───── Source material ─────

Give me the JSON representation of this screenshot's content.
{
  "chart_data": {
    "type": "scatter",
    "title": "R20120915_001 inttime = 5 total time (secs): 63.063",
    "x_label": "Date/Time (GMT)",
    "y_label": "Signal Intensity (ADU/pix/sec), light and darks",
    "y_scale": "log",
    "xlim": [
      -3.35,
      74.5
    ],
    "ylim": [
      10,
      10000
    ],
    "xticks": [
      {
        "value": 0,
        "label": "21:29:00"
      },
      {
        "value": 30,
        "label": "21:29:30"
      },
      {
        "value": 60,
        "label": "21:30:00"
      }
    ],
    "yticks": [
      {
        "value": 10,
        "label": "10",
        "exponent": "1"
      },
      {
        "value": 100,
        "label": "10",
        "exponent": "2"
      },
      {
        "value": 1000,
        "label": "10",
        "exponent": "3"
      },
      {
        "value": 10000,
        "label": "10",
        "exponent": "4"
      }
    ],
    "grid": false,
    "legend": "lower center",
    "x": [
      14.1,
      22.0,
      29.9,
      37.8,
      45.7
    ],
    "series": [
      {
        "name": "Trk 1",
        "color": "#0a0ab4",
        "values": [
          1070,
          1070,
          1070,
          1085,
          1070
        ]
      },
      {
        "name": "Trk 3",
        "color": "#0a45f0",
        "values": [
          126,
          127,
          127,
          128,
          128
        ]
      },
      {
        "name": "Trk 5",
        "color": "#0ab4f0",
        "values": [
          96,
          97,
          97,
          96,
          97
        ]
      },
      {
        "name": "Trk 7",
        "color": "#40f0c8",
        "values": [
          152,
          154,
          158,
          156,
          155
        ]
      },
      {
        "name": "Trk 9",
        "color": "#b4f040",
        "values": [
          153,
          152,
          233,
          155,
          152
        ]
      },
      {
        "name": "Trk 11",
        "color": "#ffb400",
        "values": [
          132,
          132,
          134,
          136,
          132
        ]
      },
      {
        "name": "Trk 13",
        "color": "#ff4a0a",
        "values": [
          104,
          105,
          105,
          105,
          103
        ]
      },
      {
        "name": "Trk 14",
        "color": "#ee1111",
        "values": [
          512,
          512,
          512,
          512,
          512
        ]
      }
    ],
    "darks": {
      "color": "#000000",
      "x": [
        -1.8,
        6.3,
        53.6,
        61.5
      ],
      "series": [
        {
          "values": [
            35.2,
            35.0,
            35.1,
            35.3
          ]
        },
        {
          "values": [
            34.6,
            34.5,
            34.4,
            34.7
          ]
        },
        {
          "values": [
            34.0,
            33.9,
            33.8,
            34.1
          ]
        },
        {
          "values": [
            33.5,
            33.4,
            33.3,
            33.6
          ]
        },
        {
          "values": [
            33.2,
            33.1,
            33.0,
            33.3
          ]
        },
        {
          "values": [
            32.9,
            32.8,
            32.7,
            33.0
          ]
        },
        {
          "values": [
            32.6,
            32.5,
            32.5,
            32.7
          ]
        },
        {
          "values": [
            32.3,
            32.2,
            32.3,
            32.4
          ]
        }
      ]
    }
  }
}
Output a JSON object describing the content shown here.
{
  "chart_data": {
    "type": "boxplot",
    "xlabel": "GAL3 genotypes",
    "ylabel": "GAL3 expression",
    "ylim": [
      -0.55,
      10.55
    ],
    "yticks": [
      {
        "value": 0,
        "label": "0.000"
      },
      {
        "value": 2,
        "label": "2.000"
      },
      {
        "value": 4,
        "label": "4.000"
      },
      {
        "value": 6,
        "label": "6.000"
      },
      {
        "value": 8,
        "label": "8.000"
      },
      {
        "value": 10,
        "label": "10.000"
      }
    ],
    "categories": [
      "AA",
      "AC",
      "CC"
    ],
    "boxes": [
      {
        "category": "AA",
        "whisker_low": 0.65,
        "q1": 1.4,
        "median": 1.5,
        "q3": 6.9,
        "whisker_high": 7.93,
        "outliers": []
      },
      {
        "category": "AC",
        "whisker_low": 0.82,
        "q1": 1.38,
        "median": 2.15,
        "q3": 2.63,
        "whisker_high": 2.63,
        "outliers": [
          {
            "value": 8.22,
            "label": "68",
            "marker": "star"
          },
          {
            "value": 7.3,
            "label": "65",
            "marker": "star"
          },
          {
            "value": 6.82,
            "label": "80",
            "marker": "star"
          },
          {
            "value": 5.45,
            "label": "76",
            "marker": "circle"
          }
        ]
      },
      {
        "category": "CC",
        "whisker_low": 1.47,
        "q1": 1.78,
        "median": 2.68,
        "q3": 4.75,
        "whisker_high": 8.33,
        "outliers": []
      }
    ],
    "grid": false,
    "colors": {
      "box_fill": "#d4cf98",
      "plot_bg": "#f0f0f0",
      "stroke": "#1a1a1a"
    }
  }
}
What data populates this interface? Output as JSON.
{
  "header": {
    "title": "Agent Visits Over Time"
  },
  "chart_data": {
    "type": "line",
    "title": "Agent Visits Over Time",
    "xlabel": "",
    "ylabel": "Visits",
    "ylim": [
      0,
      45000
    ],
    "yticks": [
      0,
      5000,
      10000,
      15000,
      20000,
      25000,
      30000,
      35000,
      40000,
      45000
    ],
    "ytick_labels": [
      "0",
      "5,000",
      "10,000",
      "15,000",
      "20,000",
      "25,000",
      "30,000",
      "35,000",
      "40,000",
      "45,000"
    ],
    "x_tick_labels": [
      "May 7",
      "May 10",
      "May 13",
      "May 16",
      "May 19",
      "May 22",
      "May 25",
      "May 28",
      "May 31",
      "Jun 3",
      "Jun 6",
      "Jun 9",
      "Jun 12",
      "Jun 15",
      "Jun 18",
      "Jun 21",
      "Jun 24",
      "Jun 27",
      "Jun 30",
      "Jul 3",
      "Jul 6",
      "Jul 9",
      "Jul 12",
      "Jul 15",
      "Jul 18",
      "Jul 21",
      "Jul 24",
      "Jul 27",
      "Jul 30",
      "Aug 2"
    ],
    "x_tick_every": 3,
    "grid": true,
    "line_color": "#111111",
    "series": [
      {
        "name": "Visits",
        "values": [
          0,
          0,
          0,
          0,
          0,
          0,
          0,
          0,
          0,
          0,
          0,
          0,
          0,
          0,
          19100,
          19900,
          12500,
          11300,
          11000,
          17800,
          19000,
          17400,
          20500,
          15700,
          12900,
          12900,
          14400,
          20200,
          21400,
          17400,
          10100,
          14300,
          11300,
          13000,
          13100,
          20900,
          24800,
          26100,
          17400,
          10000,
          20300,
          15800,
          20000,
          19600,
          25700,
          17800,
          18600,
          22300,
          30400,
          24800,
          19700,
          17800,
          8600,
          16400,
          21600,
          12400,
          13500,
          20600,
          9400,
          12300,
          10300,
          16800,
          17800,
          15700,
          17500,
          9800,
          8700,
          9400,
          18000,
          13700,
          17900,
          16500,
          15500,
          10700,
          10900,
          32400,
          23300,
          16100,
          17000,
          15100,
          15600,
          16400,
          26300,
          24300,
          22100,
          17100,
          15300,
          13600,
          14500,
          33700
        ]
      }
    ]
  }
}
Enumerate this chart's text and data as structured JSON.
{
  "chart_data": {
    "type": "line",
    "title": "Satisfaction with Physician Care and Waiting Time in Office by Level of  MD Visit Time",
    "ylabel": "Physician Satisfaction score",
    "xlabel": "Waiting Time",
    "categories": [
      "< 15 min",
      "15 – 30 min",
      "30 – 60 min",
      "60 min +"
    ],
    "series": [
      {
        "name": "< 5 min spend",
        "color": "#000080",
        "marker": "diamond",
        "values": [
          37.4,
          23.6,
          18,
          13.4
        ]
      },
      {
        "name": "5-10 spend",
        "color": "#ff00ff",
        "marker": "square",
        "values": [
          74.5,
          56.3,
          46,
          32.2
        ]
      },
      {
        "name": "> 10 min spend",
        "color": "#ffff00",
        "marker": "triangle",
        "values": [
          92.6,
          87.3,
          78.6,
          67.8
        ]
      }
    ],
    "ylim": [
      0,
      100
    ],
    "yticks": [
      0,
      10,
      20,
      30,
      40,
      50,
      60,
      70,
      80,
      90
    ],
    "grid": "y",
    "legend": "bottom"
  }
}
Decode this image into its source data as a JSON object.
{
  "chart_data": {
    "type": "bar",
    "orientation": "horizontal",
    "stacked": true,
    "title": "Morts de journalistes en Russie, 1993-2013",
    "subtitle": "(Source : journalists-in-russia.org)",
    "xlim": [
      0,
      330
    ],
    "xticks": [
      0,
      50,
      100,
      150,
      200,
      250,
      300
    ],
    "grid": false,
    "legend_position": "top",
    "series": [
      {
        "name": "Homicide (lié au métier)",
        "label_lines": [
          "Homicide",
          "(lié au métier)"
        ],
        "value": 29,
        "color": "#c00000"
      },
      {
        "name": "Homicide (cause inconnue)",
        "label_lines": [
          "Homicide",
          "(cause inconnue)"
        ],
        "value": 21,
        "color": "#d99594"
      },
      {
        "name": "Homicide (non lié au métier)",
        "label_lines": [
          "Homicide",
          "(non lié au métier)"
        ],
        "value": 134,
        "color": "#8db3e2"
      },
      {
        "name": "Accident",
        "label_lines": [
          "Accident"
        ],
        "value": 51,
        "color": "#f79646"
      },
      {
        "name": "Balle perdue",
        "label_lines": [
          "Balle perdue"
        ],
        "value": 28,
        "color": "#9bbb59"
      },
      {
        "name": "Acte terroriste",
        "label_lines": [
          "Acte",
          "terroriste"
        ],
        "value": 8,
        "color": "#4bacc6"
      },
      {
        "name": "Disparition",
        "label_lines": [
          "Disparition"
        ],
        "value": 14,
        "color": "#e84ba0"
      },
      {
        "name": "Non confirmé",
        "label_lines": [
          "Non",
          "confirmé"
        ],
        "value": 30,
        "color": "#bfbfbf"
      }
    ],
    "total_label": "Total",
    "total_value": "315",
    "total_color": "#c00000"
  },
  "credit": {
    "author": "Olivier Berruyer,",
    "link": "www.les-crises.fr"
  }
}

─────

In the records above, find each line with the word "Output" and copy it.

- **The answer**
Output a JSON object describing the content shown here.
What data populates this interface? Output as JSON.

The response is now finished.